Did you see his relationship with Hugh Dancy’s character, Will, as a romance?
Yeah, but not necessarily something that would become physical.
The murder of Francis Dolarhyde (played by Richard Armitage) is the consummation in some ways.
And also cannibalism, obviously. This is the ultimate way to love someone in his world, to eat them — right? We actually did a couple of takes of the very last scene where we were looking at each other, and it was a little too obvious — it was almost a kiss. Me and Hugh were like, “Why not? We have a couple of takes. Let’s do one. It might be cool.”
Did you kiss?
No, we didn’t. Never went for the kiss. Bryan loved it, but he was like, “Too much, guys. It’s too obvious.” And he was absolutely right. But I think we were just stuck on that. And a lot of the Fannibals wanted it as well. It’s been a subject of homoerotic fan art. And for good reason, because they are so united as twins in many ways. But we never wanted it to be a physical thing. It was something much bigger than that.
What were the discussions of the season-three ending like?
It had to be that they managed to kill someone together and both have the same sensation. Finally, I got him. Finally, Will Graham is me. They are inseparable at that point. We also knew that that was not the ending. We knew that there was a fourth season. We had something more up the sleeve, but then it didn’t happen. It was such a surprise to all of us because we did not have great numbers the first season, so we thought that was it. But we got saved and got a second season. And then in the third season we had much greater numbers. So we thought it was a given we would continue. And it didn’t happen.
Talk of a fourth season has gone away, but would you still do it to end the show in the way you envisioned?
Yes. The work itself was brutal because we had long hours, with scripts coming in late. It’s TV, and what we were doing was elaborate. The texts were high-IQ texts. The monologues or the dialogues were always about fine art, music. You had to learn Japanese, Hungarian, and words you had simply never heard before. And you had to do it within two hours because everything came so late. Having said that, I would love to go back. Everybody wants to go back, and if there’s only one season and we’re sure about that, he can finish it in a proper, surprising, stunning way.
It’s still such an improbable show in so many ways because it was on NBC.
Exactly. And I’ve been wondering if we had been on some other platform and could do whatever we wanted, would we have gone more for the graphic stuff and forgotten some of the poetry? Maybe it was a good thing we had to hold back. It served the show really well that we didn’t go full-blast Walking Dead on it.
Thomas Vinterberg told our film critic Bilge Ebiri that initially success confounded him because when you have all of these offers and buzz surrounding you, it can be hard to make purely artistic decisions. I was wondering if you ever felt similarly.
No, I’ve not had that feeling. You have to understand, as a director, you make a film, and then you might not do anything for two years, or you work on the next film for two years. As an actor, you go from one thing to the other. You might wrap up the film, and then you go into Romeo and Juliet. It’s Shakespeare. You’re shit at Shakespeare. You have to learn how to do it, but you love it. Everything is a challenge and brutal. You succeed or you don’t, but you learn something.
It happened so early for Thomas, and he was this rock star: pretty, blond, young, very talented. And then he froze. He didn’t know what to do anymore. He spent maybe two years in the world of festivals, awards, applause, as opposed to saying, “This is great, but let me also, in the meantime, start working on something else, so I have both.” I think he spent too much time there, in the warm water. He became more nervous to take the next step. “How can I ever live up to this again? The next one has to be completely different, or even better, as opposed to just what I want to do.” He learned his lesson, but it was brutal — what we call “learning money.”

**Dataset extract**

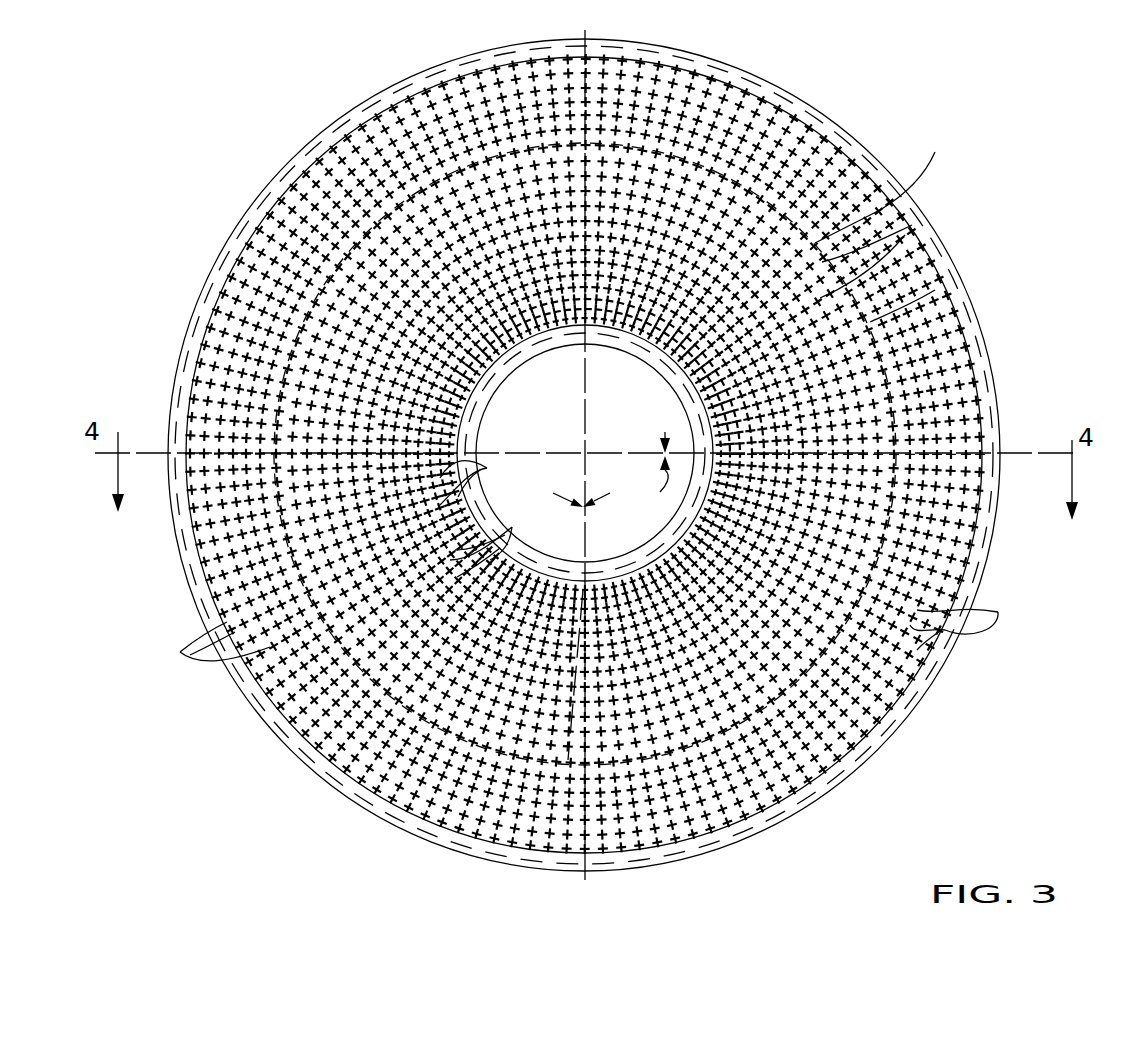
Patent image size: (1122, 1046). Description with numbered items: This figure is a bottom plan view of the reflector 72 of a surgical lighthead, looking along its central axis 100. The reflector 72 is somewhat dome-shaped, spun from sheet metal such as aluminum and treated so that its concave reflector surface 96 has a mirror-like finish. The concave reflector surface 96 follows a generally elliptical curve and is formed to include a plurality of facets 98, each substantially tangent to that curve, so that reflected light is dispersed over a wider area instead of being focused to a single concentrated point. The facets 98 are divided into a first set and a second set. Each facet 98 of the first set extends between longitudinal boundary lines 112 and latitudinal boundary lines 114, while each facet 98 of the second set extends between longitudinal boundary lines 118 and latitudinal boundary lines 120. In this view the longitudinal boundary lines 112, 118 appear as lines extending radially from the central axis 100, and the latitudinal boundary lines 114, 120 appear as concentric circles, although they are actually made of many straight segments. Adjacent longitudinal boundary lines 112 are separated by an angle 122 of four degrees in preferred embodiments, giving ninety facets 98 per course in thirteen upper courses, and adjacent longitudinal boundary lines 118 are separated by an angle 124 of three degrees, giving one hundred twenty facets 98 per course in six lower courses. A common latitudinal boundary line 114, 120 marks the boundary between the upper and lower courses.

**What is being asked**
Return, word for word, the passage of the interview that begins at the words "Yes. The work" and ends after the words "surprising, stunning way.".

**Exercise solution**
Yes. The work itself was brutal because we had long hours, with scripts coming in late. It’s TV, and what we were doing was elaborate. The texts were high-IQ texts. The monologues or the dialogues were always about fine art, music. You had to learn Japanese, Hungarian, and words you had simply never heard before. And you had to do it within two hours because everything came so late. Having said that, I would love to go back. Everybody wants to go back, and if there’s only one season and we’re sure about that, he can finish it in a proper, surprising, stunning way.